◆ Excerpt from a dataset:
┄┄┄┄┄┄┄┄┄┄┄┄┄┄┄┄┄┄┄┄

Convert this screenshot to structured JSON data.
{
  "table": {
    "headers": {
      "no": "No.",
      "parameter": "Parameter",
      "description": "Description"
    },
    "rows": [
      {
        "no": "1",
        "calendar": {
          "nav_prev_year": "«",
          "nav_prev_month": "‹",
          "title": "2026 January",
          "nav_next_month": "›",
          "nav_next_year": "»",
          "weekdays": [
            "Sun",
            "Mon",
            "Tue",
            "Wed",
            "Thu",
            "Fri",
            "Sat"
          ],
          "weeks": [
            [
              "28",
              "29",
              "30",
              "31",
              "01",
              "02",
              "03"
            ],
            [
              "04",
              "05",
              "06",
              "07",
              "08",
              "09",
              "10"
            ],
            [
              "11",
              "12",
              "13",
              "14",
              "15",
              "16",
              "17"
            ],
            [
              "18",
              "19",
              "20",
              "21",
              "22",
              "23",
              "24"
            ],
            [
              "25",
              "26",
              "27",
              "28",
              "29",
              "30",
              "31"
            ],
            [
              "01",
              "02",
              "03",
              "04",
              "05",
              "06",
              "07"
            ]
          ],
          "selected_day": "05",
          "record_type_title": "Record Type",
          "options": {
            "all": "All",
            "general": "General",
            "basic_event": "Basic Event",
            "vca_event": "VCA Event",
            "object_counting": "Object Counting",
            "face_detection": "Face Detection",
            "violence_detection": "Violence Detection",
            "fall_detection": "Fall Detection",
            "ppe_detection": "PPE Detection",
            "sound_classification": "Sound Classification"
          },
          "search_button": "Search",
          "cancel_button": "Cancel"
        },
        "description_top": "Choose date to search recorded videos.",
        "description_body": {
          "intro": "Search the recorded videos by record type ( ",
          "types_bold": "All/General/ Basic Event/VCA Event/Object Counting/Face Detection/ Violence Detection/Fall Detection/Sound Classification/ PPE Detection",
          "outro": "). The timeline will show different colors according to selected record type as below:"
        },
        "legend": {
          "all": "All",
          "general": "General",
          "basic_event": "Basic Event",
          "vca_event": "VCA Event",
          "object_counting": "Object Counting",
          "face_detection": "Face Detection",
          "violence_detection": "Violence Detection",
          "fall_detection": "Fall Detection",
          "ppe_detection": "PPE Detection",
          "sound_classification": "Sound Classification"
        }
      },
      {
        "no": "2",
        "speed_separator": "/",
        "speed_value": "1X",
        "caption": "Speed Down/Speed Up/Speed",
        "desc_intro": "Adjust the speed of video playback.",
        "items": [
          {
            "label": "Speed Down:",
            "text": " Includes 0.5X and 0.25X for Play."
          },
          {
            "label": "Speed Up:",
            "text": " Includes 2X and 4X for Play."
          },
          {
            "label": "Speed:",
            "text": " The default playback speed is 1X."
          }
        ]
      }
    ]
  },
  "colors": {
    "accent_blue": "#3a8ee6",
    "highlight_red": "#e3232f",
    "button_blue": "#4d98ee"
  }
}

┄┄┄┄┄┄┄┄┄┄┄┄┄┄┄┄┄┄┄┄

◆ What needs to be done:
Copy the material above verbatim.

◆ Response for this exercise:
Convert this screenshot to structured JSON data.
{
  "table": {
    "headers": {
      "no": "No.",
      "parameter": "Parameter",
      "description": "Description"
    },
    "rows": [
      {
        "no": "1",
        "calendar": {
          "nav_prev_year": "«",
          "nav_prev_month": "‹",
          "title": "2026 January",
          "nav_next_month": "›",
          "nav_next_year": "»",
          "weekdays": [
            "Sun",
            "Mon",
            "Tue",
            "Wed",
            "Thu",
            "Fri",
            "Sat"
          ],
          "weeks": [
            [
              "28",
              "29",
              "30",
              "31",
              "01",
              "02",
              "03"
            ],
            [
              "04",
              "05",
              "06",
              "07",
              "08",
              "09",
              "10"
            ],
            [
              "11",
              "12",
              "13",
              "14",
              "15",
              "16",
              "17"
            ],
            [
              "18",
              "19",
              "20",
              "21",
              "22",
              "23",
              "24"
            ],
            [
              "25",
              "26",
              "27",
              "28",
              "29",
              "30",
              "31"
            ],
            [
              "01",
              "02",
              "03",
              "04",
              "05",
              "06",
              "07"
            ]
          ],
          "selected_day": "05",
          "record_type_title": "Record Type",
          "options": {
            "all": "All",
            "general": "General",
            "basic_event": "Basic Event",
            "vca_event": "VCA Event",
            "object_counting": "Object Counting",
            "face_detection": "Face Detection",
            "violence_detection": "Violence Detection",
            "fall_detection": "Fall Detection",
            "ppe_detection": "PPE Detection",
            "sound_classification": "Sound Classification"
          },
          "search_button": "Search",
          "cancel_button": "Cancel"
        },
        "description_top": "Choose date to search recorded videos.",
        "description_body": {
          "intro": "Search the recorded videos by record type ( ",
          "types_bold": "All/General/ Basic Event/VCA Event/Object Counting/Face Detection/ Violence Detection/Fall Detection/Sound Classification/ PPE Detection",
          "outro": "). The timeline will show different colors according to selected record type as below:"
        },
        "legend": {
          "all": "All",
          "general": "General",
          "basic_event": "Basic Event",
          "vca_event": "VCA Event",
          "object_counting": "Object Counting",
          "face_detection": "Face Detection",
          "violence_detection": "Violence Detection",
          "fall_detection": "Fall Detection",
          "ppe_detection": "PPE Detection",
          "sound_classification": "Sound Classification"
        }
      },
      {
        "no": "2",
        "speed_separator": "/",
        "speed_value": "1X",
        "caption": "Speed Down/Speed Up/Speed",
        "desc_intro": "Adjust the speed of video playback.",
        "items": [
          {
            "label": "Speed Down:",
            "text": " Includes 0.5X and 0.25X for Play."
          },
          {
            "label": "Speed Up:",
            "text": " Includes 2X and 4X for Play."
          },
          {
            "label": "Speed:",
            "text": " The default playback speed is 1X."
          }
        ]
      }
    ]
  },
  "colors": {
    "accent_blue": "#3a8ee6",
    "highlight_red": "#e3232f",
    "button_blue": "#4d98ee"
  }
}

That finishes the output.